THE REQUEST: Transcribe every entry below word for word, but skip the pictures.
+-------+
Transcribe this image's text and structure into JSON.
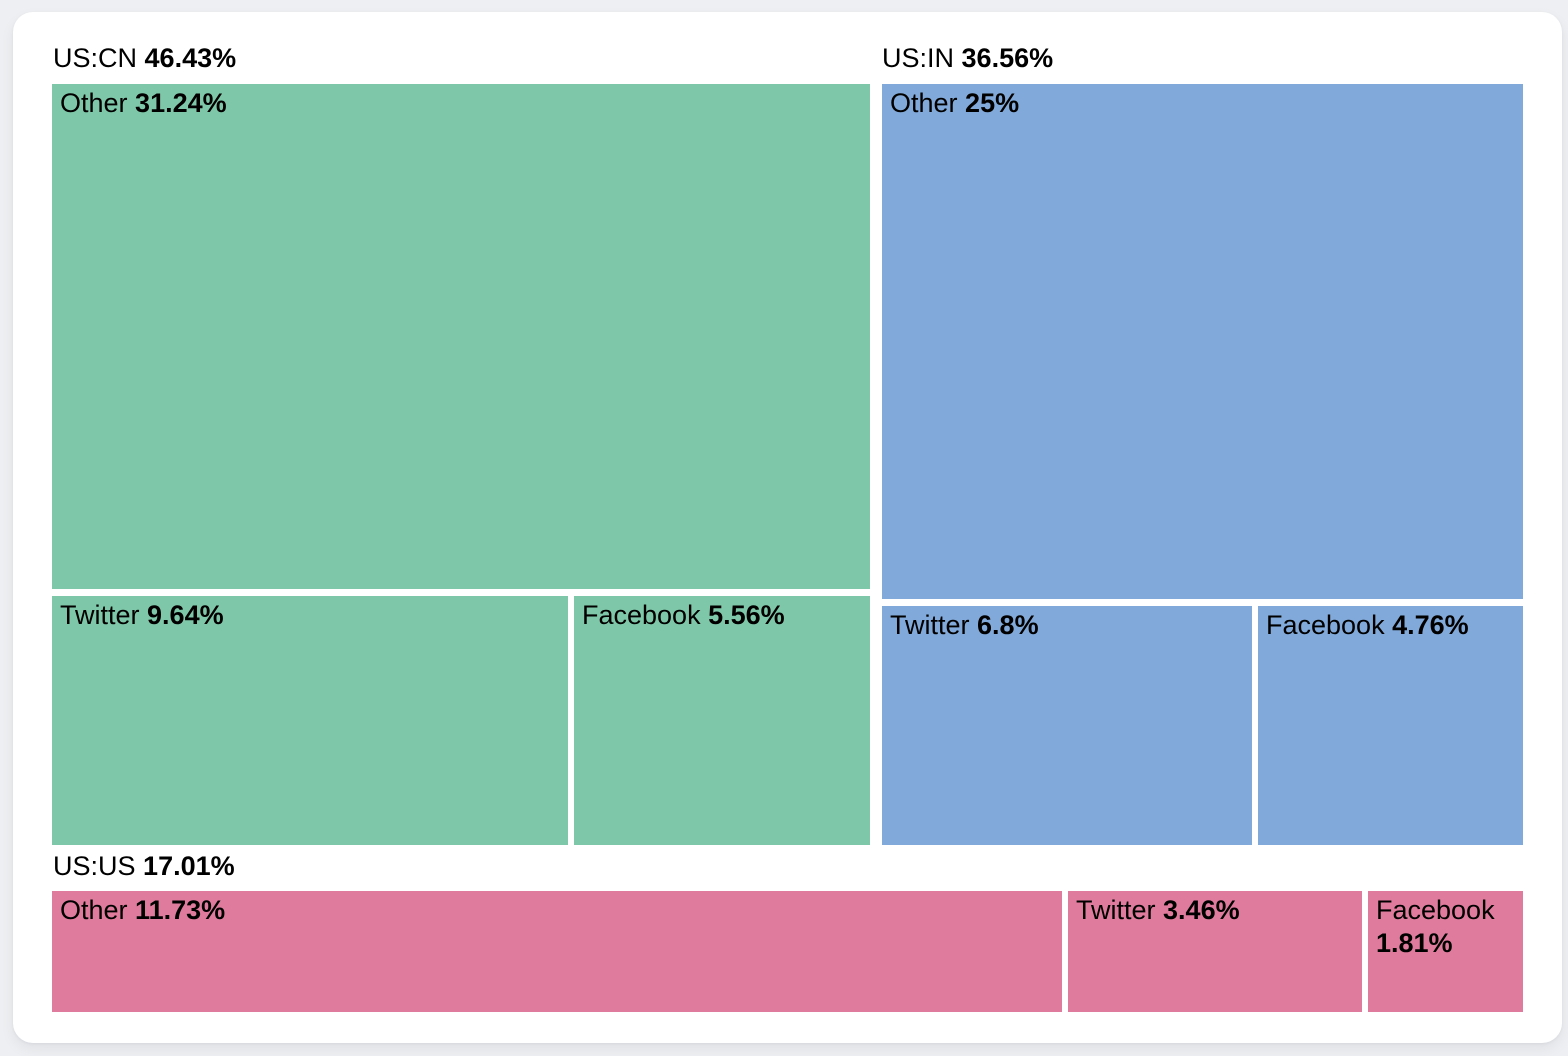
{
  "page": {
    "background": "#edeff2",
    "card_background": "#ffffff",
    "text_color": "#000000"
  },
  "chart_data": {
    "type": "treemap",
    "title": "",
    "unit": "percent",
    "legend_position": "none",
    "groups": [
      {
        "name": "US:CN",
        "share": "46.43%",
        "value": 46.43,
        "color": "#7ec8a9",
        "children": [
          {
            "name": "Other",
            "share": "31.24%",
            "value": 31.24
          },
          {
            "name": "Twitter",
            "share": "9.64%",
            "value": 9.64
          },
          {
            "name": "Facebook",
            "share": "5.56%",
            "value": 5.56
          }
        ]
      },
      {
        "name": "US:IN",
        "share": "36.56%",
        "value": 36.56,
        "color": "#81a9d9",
        "children": [
          {
            "name": "Other",
            "share": "25%",
            "value": 25
          },
          {
            "name": "Twitter",
            "share": "6.8%",
            "value": 6.8
          },
          {
            "name": "Facebook",
            "share": "4.76%",
            "value": 4.76
          }
        ]
      },
      {
        "name": "US:US",
        "share": "17.01%",
        "value": 17.01,
        "color": "#df7b9c",
        "children": [
          {
            "name": "Other",
            "share": "11.73%",
            "value": 11.73
          },
          {
            "name": "Twitter",
            "share": "3.46%",
            "value": 3.46
          },
          {
            "name": "Facebook",
            "share": "1.81%",
            "value": 1.81
          }
        ]
      }
    ]
  }
}
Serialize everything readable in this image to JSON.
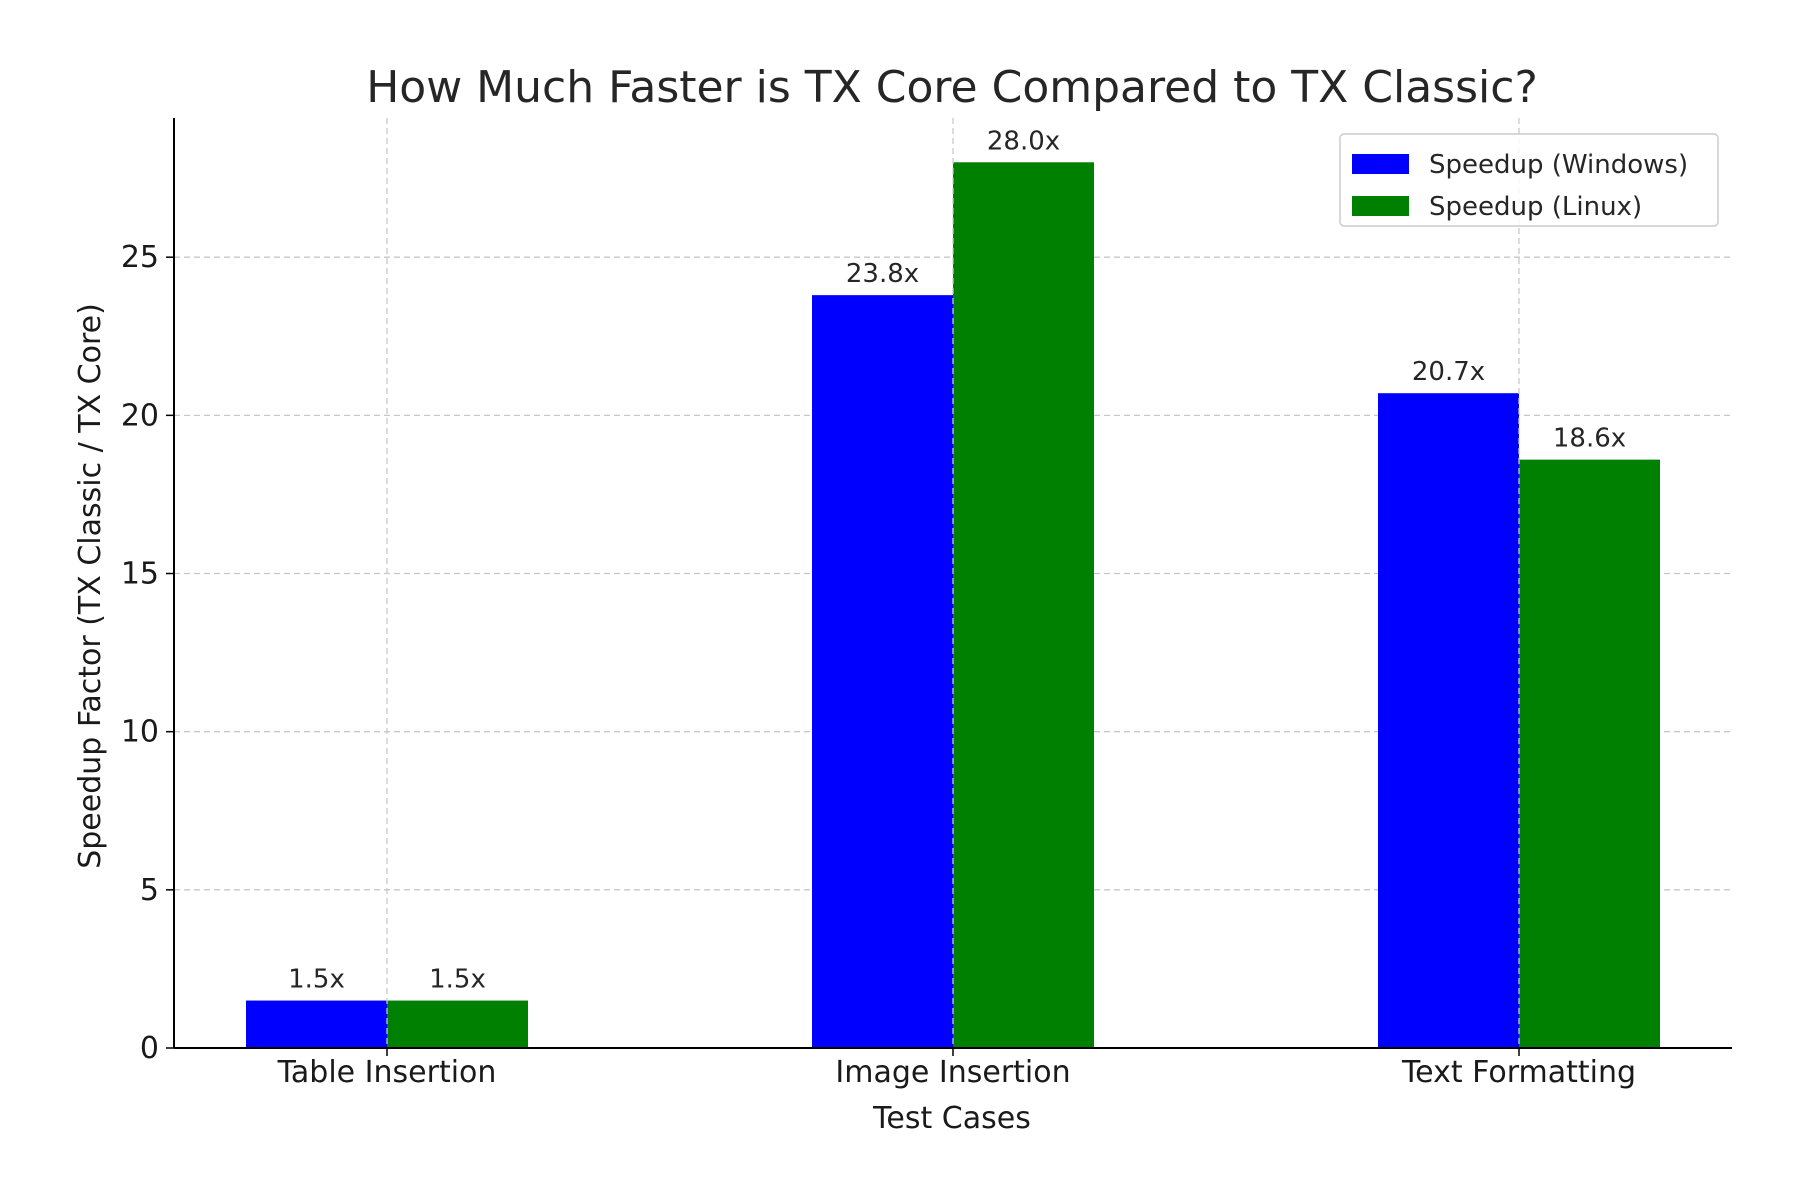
{
  "chart_data": {
    "type": "bar",
    "title": "How Much Faster is TX Core Compared to TX Classic?",
    "xlabel": "Test Cases",
    "ylabel": "Speedup Factor (TX Classic / TX Core)",
    "categories": [
      "Table Insertion",
      "Image Insertion",
      "Text Formatting"
    ],
    "series": [
      {
        "name": "Speedup (Windows)",
        "color": "#0000ff",
        "values": [
          1.5,
          23.8,
          20.7
        ],
        "labels": [
          "1.5x",
          "23.8x",
          "20.7x"
        ]
      },
      {
        "name": "Speedup (Linux)",
        "color": "#008000",
        "values": [
          1.5,
          28.0,
          18.6
        ],
        "labels": [
          "1.5x",
          "28.0x",
          "18.6x"
        ]
      }
    ],
    "ylim": [
      0,
      29.4
    ],
    "yticks": [
      0,
      5,
      10,
      15,
      20,
      25
    ],
    "grid": true,
    "legend": "top-right"
  }
}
+-------+
COMPLETED TASK:
Transcribe this image's text and structure into JSON.
{
  "page": {
    "background": "#edeff2",
    "card_background": "#ffffff",
    "text_color": "#000000"
  },
  "chart_data": {
    "type": "treemap",
    "title": "",
    "unit": "percent",
    "legend_position": "none",
    "groups": [
      {
        "name": "US:CN",
        "share": "46.43%",
        "value": 46.43,
        "color": "#7ec8a9",
        "children": [
          {
            "name": "Other",
            "share": "31.24%",
            "value": 31.24
          },
          {
            "name": "Twitter",
            "share": "9.64%",
            "value": 9.64
          },
          {
            "name": "Facebook",
            "share": "5.56%",
            "value": 5.56
          }
        ]
      },
      {
        "name": "US:IN",
        "share": "36.56%",
        "value": 36.56,
        "color": "#81a9d9",
        "children": [
          {
            "name": "Other",
            "share": "25%",
            "value": 25
          },
          {
            "name": "Twitter",
            "share": "6.8%",
            "value": 6.8
          },
          {
            "name": "Facebook",
            "share": "4.76%",
            "value": 4.76
          }
        ]
      },
      {
        "name": "US:US",
        "share": "17.01%",
        "value": 17.01,
        "color": "#df7b9c",
        "children": [
          {
            "name": "Other",
            "share": "11.73%",
            "value": 11.73
          },
          {
            "name": "Twitter",
            "share": "3.46%",
            "value": 3.46
          },
          {
            "name": "Facebook",
            "share": "1.81%",
            "value": 1.81
          }
        ]
      }
    ]
  }
}
Serialize everything readable in this image to JSON.
{
  "chart_data": {
    "type": "bar",
    "title": "How Much Faster is TX Core Compared to TX Classic?",
    "xlabel": "Test Cases",
    "ylabel": "Speedup Factor (TX Classic / TX Core)",
    "categories": [
      "Table Insertion",
      "Image Insertion",
      "Text Formatting"
    ],
    "series": [
      {
        "name": "Speedup (Windows)",
        "color": "#0000ff",
        "values": [
          1.5,
          23.8,
          20.7
        ],
        "labels": [
          "1.5x",
          "23.8x",
          "20.7x"
        ]
      },
      {
        "name": "Speedup (Linux)",
        "color": "#008000",
        "values": [
          1.5,
          28.0,
          18.6
        ],
        "labels": [
          "1.5x",
          "28.0x",
          "18.6x"
        ]
      }
    ],
    "ylim": [
      0,
      29.4
    ],
    "yticks": [
      0,
      5,
      10,
      15,
      20,
      25
    ],
    "grid": true,
    "legend": "top-right"
  }
}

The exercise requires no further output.